• _DATA SUPPLIED_:
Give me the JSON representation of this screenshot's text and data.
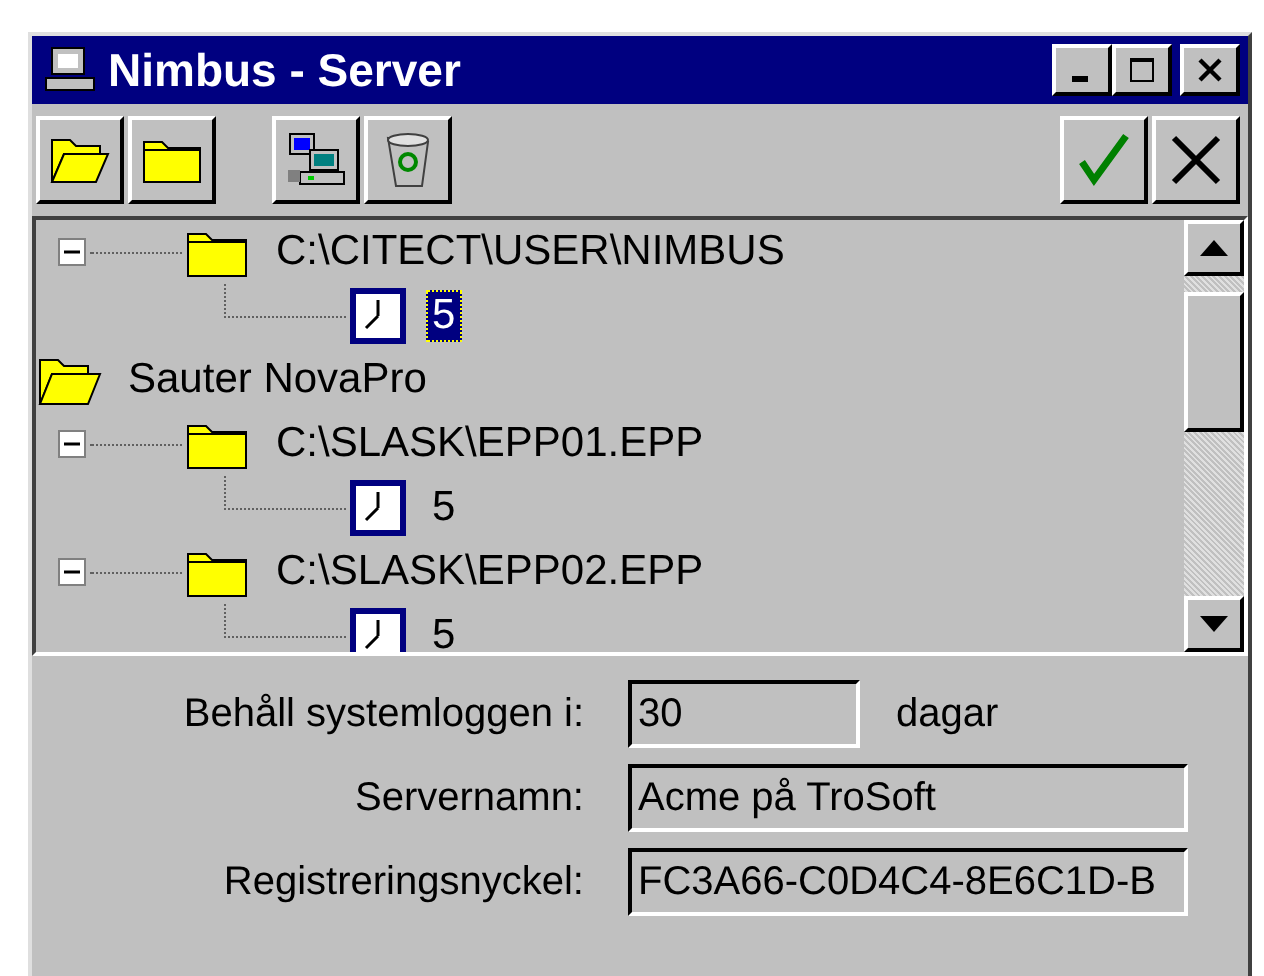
{
  "window": {
    "title": "Nimbus - Server"
  },
  "tree": {
    "nodes": [
      {
        "children": [
          {
            "label": "C:\\CITECT\\USER\\NIMBUS",
            "expanded": true,
            "children": [
              {
                "label": "5",
                "selected": true
              }
            ]
          }
        ]
      },
      {
        "label": "Sauter NovaPro",
        "expanded": true,
        "children": [
          {
            "label": "C:\\SLASK\\EPP01.EPP",
            "expanded": true,
            "children": [
              {
                "label": "5",
                "selected": false
              }
            ]
          },
          {
            "label": "C:\\SLASK\\EPP02.EPP",
            "expanded": true,
            "children": [
              {
                "label": "5",
                "selected": false
              }
            ]
          }
        ]
      }
    ]
  },
  "settings": [
    {
      "label": "Behåll systemloggen i:",
      "value": "30",
      "unit": "dagar"
    },
    {
      "label": "Servernamn:",
      "value": "Acme på TroSoft"
    },
    {
      "label": "Registreringsnyckel:",
      "value": "FC3A66-C0D4C4-8E6C1D-B"
    }
  ]
}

• _STATED PROBLEM_: Give the count of lines in the listing above that include "label", with no other words.

• _CORRECT RESULT_: 10